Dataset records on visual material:

— start —

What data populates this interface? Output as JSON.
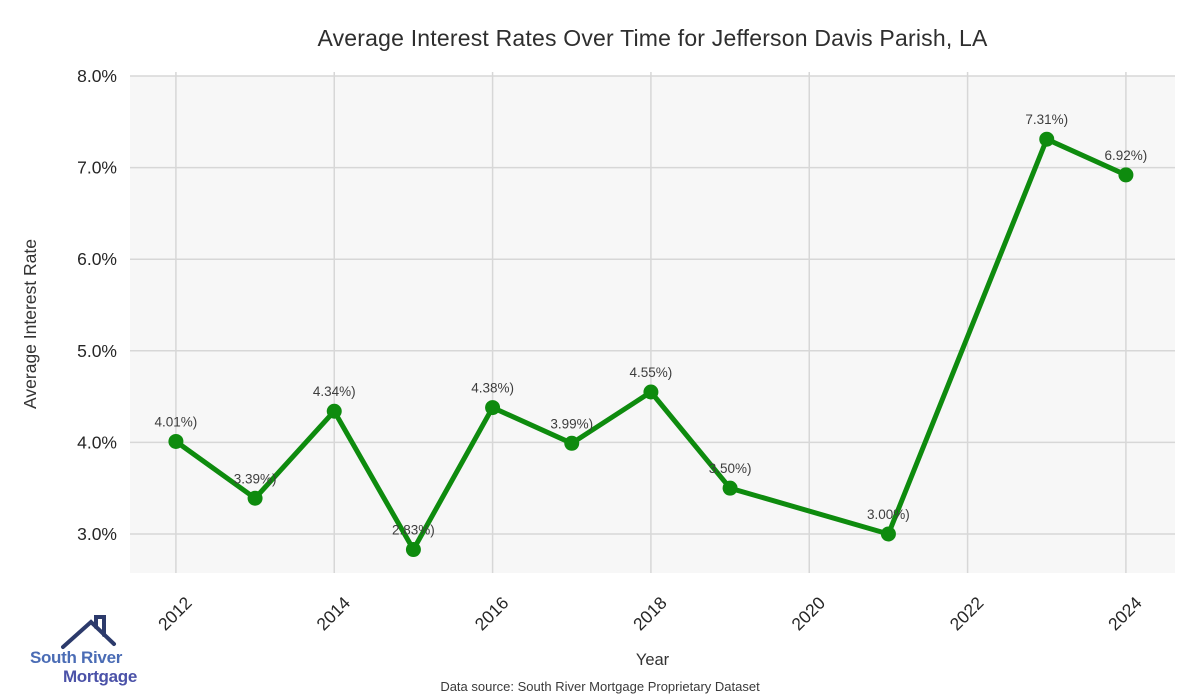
{
  "title": "Average Interest Rates Over Time for Jefferson Davis Parish, LA",
  "footer": {
    "text": "Data source: South River Mortgage Proprietary Dataset"
  },
  "logo": {
    "line1": "South River",
    "line2": "Mortgage"
  },
  "chart_data": {
    "type": "line",
    "title": "Average Interest Rates Over Time for Jefferson Davis Parish, LA",
    "xlabel": "Year",
    "ylabel": "Average Interest Rate",
    "series": [
      {
        "name": "Average Interest Rate",
        "x": [
          2012,
          2013,
          2014,
          2015,
          2016,
          2017,
          2018,
          2019,
          2021,
          2023,
          2024
        ],
        "y": [
          4.01,
          3.39,
          4.34,
          2.83,
          4.38,
          3.99,
          4.55,
          3.5,
          3.0,
          7.31,
          6.92
        ],
        "point_labels": [
          "4.01%)",
          "3.39%)",
          "4.34%)",
          "2.83%)",
          "4.38%)",
          "3.99%)",
          "4.55%)",
          "3.50%)",
          "3.00%)",
          "7.31%)",
          "6.92%)"
        ]
      }
    ],
    "x_ticks": [
      2012,
      2014,
      2016,
      2018,
      2020,
      2022,
      2024
    ],
    "y_ticks": [
      8.0,
      7.0,
      6.0,
      5.0,
      4.0,
      3.0
    ],
    "y_tick_labels": [
      "8.0%",
      "7.0%",
      "6.0%",
      "5.0%",
      "4.0%",
      "3.0%"
    ],
    "xlim": [
      2011.42,
      2024.62
    ],
    "ylim": [
      2.574,
      8.0
    ],
    "grid": true,
    "legend": false,
    "colors": {
      "line": "#0e8b0e",
      "marker": "#0e8b0e",
      "plot_bg": "#f7f7f7",
      "grid": "#d7d7d7",
      "point_label": "#3d3d3d",
      "tick_label": "#262626"
    }
  }
}
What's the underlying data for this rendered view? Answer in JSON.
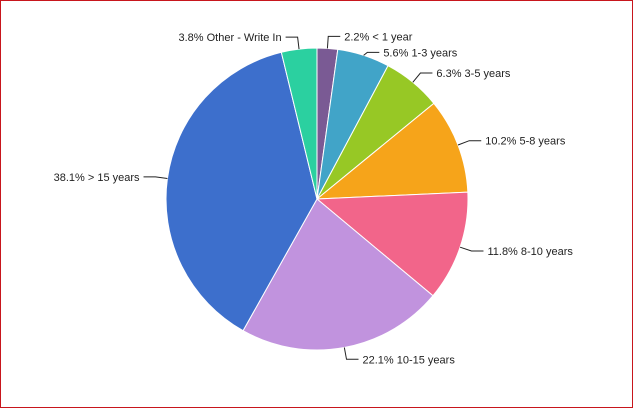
{
  "colors": {
    "frame_border": "#c8161d",
    "background": "#ffffff",
    "label_text": "#222222"
  },
  "chart_data": {
    "type": "pie",
    "title": "",
    "start_angle_deg": 0,
    "direction": "clockwise",
    "legend": "none",
    "slices": [
      {
        "category": "< 1 year",
        "value": 2.2,
        "label": "2.2% < 1 year",
        "color": "#7a5a94"
      },
      {
        "category": "1-3 years",
        "value": 5.6,
        "label": "5.6% 1-3 years",
        "color": "#41a4c8"
      },
      {
        "category": "3-5 years",
        "value": 6.3,
        "label": "6.3% 3-5 years",
        "color": "#97c825"
      },
      {
        "category": "5-8 years",
        "value": 10.2,
        "label": "10.2% 5-8 years",
        "color": "#f6a41a"
      },
      {
        "category": "8-10 years",
        "value": 11.8,
        "label": "11.8% 8-10 years",
        "color": "#f2658a"
      },
      {
        "category": "10-15 years",
        "value": 22.1,
        "label": "22.1% 10-15 years",
        "color": "#c193de"
      },
      {
        "category": "> 15 years",
        "value": 38.1,
        "label": "38.1% > 15 years",
        "color": "#3d6fcc"
      },
      {
        "category": "Other - Write In",
        "value": 3.8,
        "label": "3.8% Other - Write In",
        "color": "#2bd0a0"
      }
    ]
  }
}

— end —

> **Work instructions**
Without the pictures, restate all of the entries above verbatim.

> **The output**
What data populates this interface? Output as JSON.
{
  "title": "Average Interest Rates Over Time for Jefferson Davis Parish, LA",
  "footer": {
    "text": "Data source: South River Mortgage Proprietary Dataset"
  },
  "logo": {
    "line1": "South River",
    "line2": "Mortgage"
  },
  "chart_data": {
    "type": "line",
    "title": "Average Interest Rates Over Time for Jefferson Davis Parish, LA",
    "xlabel": "Year",
    "ylabel": "Average Interest Rate",
    "series": [
      {
        "name": "Average Interest Rate",
        "x": [
          2012,
          2013,
          2014,
          2015,
          2016,
          2017,
          2018,
          2019,
          2021,
          2023,
          2024
        ],
        "y": [
          4.01,
          3.39,
          4.34,
          2.83,
          4.38,
          3.99,
          4.55,
          3.5,
          3.0,
          7.31,
          6.92
        ],
        "point_labels": [
          "4.01%)",
          "3.39%)",
          "4.34%)",
          "2.83%)",
          "4.38%)",
          "3.99%)",
          "4.55%)",
          "3.50%)",
          "3.00%)",
          "7.31%)",
          "6.92%)"
        ]
      }
    ],
    "x_ticks": [
      2012,
      2014,
      2016,
      2018,
      2020,
      2022,
      2024
    ],
    "y_ticks": [
      8.0,
      7.0,
      6.0,
      5.0,
      4.0,
      3.0
    ],
    "y_tick_labels": [
      "8.0%",
      "7.0%",
      "6.0%",
      "5.0%",
      "4.0%",
      "3.0%"
    ],
    "xlim": [
      2011.42,
      2024.62
    ],
    "ylim": [
      2.574,
      8.0
    ],
    "grid": true,
    "legend": false,
    "colors": {
      "line": "#0e8b0e",
      "marker": "#0e8b0e",
      "plot_bg": "#f7f7f7",
      "grid": "#d7d7d7",
      "point_label": "#3d3d3d",
      "tick_label": "#262626"
    }
  }
}
What's the underlying data for this rendered view? Answer in JSON.
{
  "colors": {
    "frame_border": "#c8161d",
    "background": "#ffffff",
    "label_text": "#222222"
  },
  "chart_data": {
    "type": "pie",
    "title": "",
    "start_angle_deg": 0,
    "direction": "clockwise",
    "legend": "none",
    "slices": [
      {
        "category": "< 1 year",
        "value": 2.2,
        "label": "2.2% < 1 year",
        "color": "#7a5a94"
      },
      {
        "category": "1-3 years",
        "value": 5.6,
        "label": "5.6% 1-3 years",
        "color": "#41a4c8"
      },
      {
        "category": "3-5 years",
        "value": 6.3,
        "label": "6.3% 3-5 years",
        "color": "#97c825"
      },
      {
        "category": "5-8 years",
        "value": 10.2,
        "label": "10.2% 5-8 years",
        "color": "#f6a41a"
      },
      {
        "category": "8-10 years",
        "value": 11.8,
        "label": "11.8% 8-10 years",
        "color": "#f2658a"
      },
      {
        "category": "10-15 years",
        "value": 22.1,
        "label": "22.1% 10-15 years",
        "color": "#c193de"
      },
      {
        "category": "> 15 years",
        "value": 38.1,
        "label": "38.1% > 15 years",
        "color": "#3d6fcc"
      },
      {
        "category": "Other - Write In",
        "value": 3.8,
        "label": "3.8% Other - Write In",
        "color": "#2bd0a0"
      }
    ]
  }
}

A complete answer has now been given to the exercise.